[PROBLEM]:
Without the pictures, copy the entries below word for word.
======== ENTRIES SUPPLIED ========
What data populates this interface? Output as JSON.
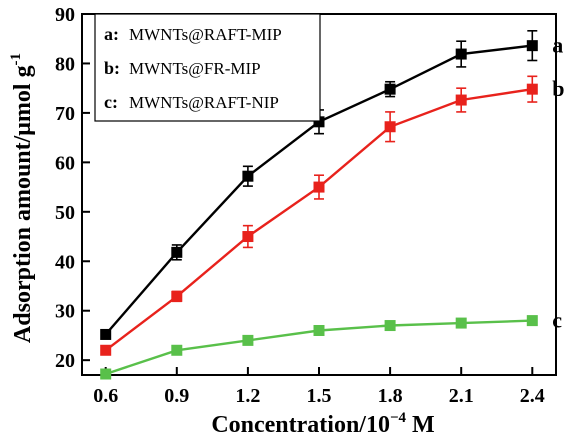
{
  "chart_data": {
    "type": "line",
    "xlabel_main": "Concentration/10",
    "xlabel_exp": "−4",
    "xlabel_unit": " M",
    "ylabel": "Adsorption amount/μmol g",
    "ylabel_exp": "-1",
    "x": [
      0.6,
      0.9,
      1.2,
      1.5,
      1.8,
      2.1,
      2.4
    ],
    "x_tick_labels": [
      "0.6",
      "0.9",
      "1.2",
      "1.5",
      "1.8",
      "2.1",
      "2.4"
    ],
    "y_ticks": [
      20,
      30,
      40,
      50,
      60,
      70,
      80,
      90
    ],
    "xlim": [
      0.5,
      2.5
    ],
    "ylim": [
      17,
      90
    ],
    "grid": false,
    "legend_position": "top-left",
    "series": [
      {
        "key": "a",
        "name": "MWNTs@RAFT-MIP",
        "color": "#000000",
        "values": [
          25.2,
          41.8,
          57.2,
          68.2,
          74.8,
          81.9,
          83.6
        ],
        "errors": [
          0,
          1.5,
          2.0,
          2.4,
          1.5,
          2.6,
          3.0
        ]
      },
      {
        "key": "b",
        "name": "MWNTs@FR-MIP",
        "color": "#e8221c",
        "values": [
          22.0,
          32.9,
          45.0,
          55.0,
          67.2,
          72.6,
          74.8
        ],
        "errors": [
          0,
          1.0,
          2.2,
          2.4,
          3.0,
          2.4,
          2.6
        ]
      },
      {
        "key": "c",
        "name": "MWNTs@RAFT-NIP",
        "color": "#59c04a",
        "values": [
          17.2,
          22.0,
          24.0,
          26.0,
          27.0,
          27.5,
          28.0
        ],
        "errors": [
          0,
          0,
          0,
          0,
          0,
          0,
          0
        ]
      }
    ]
  }
}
========
[RESULT OF THIS TASK]:
What data populates this interface? Output as JSON.
{
  "chart_data": {
    "type": "line",
    "xlabel_main": "Concentration/10",
    "xlabel_exp": "−4",
    "xlabel_unit": " M",
    "ylabel": "Adsorption amount/μmol g",
    "ylabel_exp": "-1",
    "x": [
      0.6,
      0.9,
      1.2,
      1.5,
      1.8,
      2.1,
      2.4
    ],
    "x_tick_labels": [
      "0.6",
      "0.9",
      "1.2",
      "1.5",
      "1.8",
      "2.1",
      "2.4"
    ],
    "y_ticks": [
      20,
      30,
      40,
      50,
      60,
      70,
      80,
      90
    ],
    "xlim": [
      0.5,
      2.5
    ],
    "ylim": [
      17,
      90
    ],
    "grid": false,
    "legend_position": "top-left",
    "series": [
      {
        "key": "a",
        "name": "MWNTs@RAFT-MIP",
        "color": "#000000",
        "values": [
          25.2,
          41.8,
          57.2,
          68.2,
          74.8,
          81.9,
          83.6
        ],
        "errors": [
          0,
          1.5,
          2.0,
          2.4,
          1.5,
          2.6,
          3.0
        ]
      },
      {
        "key": "b",
        "name": "MWNTs@FR-MIP",
        "color": "#e8221c",
        "values": [
          22.0,
          32.9,
          45.0,
          55.0,
          67.2,
          72.6,
          74.8
        ],
        "errors": [
          0,
          1.0,
          2.2,
          2.4,
          3.0,
          2.4,
          2.6
        ]
      },
      {
        "key": "c",
        "name": "MWNTs@RAFT-NIP",
        "color": "#59c04a",
        "values": [
          17.2,
          22.0,
          24.0,
          26.0,
          27.0,
          27.5,
          28.0
        ],
        "errors": [
          0,
          0,
          0,
          0,
          0,
          0,
          0
        ]
      }
    ]
  }
}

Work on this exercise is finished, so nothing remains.